### [Your task]
Select and reproduce each line of the listing below that bears the string "électrique".

━━ Data for this task

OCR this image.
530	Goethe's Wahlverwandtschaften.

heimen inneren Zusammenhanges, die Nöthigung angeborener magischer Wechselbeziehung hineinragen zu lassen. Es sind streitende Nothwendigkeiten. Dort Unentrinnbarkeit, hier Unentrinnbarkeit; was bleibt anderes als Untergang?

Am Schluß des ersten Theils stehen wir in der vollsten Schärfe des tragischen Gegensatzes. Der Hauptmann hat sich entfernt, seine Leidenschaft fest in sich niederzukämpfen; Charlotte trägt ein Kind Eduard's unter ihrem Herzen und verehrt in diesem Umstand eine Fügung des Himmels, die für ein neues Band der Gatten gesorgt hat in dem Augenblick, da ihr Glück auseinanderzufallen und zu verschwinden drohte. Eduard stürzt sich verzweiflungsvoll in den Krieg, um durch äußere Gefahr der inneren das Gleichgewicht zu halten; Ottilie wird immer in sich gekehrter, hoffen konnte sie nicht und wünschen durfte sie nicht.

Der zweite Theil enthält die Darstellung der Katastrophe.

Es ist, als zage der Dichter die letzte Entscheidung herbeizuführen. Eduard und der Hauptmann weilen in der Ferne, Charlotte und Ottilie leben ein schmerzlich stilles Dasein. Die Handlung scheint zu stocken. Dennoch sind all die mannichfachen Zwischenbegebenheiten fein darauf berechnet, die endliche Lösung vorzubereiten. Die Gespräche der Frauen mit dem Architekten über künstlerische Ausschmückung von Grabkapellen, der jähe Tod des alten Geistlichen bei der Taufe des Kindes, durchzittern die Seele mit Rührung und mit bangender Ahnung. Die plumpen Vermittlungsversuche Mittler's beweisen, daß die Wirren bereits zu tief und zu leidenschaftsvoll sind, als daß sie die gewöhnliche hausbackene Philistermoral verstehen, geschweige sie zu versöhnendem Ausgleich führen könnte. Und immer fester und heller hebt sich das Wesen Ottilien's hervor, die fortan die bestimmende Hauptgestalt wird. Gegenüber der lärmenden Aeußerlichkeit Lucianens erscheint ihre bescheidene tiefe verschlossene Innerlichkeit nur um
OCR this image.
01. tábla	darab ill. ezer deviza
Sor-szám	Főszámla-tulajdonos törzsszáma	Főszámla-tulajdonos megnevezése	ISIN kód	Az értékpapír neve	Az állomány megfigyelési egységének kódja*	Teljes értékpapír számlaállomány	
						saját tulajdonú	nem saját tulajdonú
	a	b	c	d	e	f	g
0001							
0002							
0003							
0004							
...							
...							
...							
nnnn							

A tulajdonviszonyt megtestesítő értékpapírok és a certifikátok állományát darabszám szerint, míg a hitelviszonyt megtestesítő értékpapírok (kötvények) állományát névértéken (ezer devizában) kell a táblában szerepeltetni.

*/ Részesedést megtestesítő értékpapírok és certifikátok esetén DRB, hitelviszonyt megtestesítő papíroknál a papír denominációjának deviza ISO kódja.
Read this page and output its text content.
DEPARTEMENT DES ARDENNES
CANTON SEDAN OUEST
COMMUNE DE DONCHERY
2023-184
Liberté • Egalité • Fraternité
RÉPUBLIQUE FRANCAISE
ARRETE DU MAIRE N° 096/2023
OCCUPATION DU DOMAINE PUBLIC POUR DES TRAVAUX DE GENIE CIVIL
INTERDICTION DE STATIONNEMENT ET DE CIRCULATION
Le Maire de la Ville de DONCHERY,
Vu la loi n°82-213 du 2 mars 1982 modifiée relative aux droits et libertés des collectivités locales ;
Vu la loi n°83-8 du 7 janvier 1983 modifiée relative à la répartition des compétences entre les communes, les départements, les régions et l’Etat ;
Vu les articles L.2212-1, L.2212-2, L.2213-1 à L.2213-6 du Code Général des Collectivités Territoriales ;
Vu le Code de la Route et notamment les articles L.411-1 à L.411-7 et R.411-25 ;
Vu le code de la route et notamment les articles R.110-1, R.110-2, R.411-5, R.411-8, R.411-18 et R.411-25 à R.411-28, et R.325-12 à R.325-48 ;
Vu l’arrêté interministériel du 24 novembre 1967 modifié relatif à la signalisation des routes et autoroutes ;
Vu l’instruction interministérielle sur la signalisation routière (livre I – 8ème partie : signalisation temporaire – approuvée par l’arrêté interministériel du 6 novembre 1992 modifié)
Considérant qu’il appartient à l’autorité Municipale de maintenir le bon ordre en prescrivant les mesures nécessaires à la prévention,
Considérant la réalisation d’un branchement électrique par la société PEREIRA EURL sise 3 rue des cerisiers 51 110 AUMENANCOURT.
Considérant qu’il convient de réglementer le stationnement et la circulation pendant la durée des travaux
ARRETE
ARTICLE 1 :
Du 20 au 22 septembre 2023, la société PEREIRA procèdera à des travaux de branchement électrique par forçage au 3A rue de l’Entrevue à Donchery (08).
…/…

━━━━

### [Response below]
Considérant la réalisation d’un branchement électrique par la société PEREIRA EURL sise 3 rue des cerisiers 51 110 AUMENANCOURT.
Du 20 au 22 septembre 2023, la société PEREIRA procèdera à des travaux de branchement électrique par forçage au 3A rue de l’Entrevue à Donchery (08).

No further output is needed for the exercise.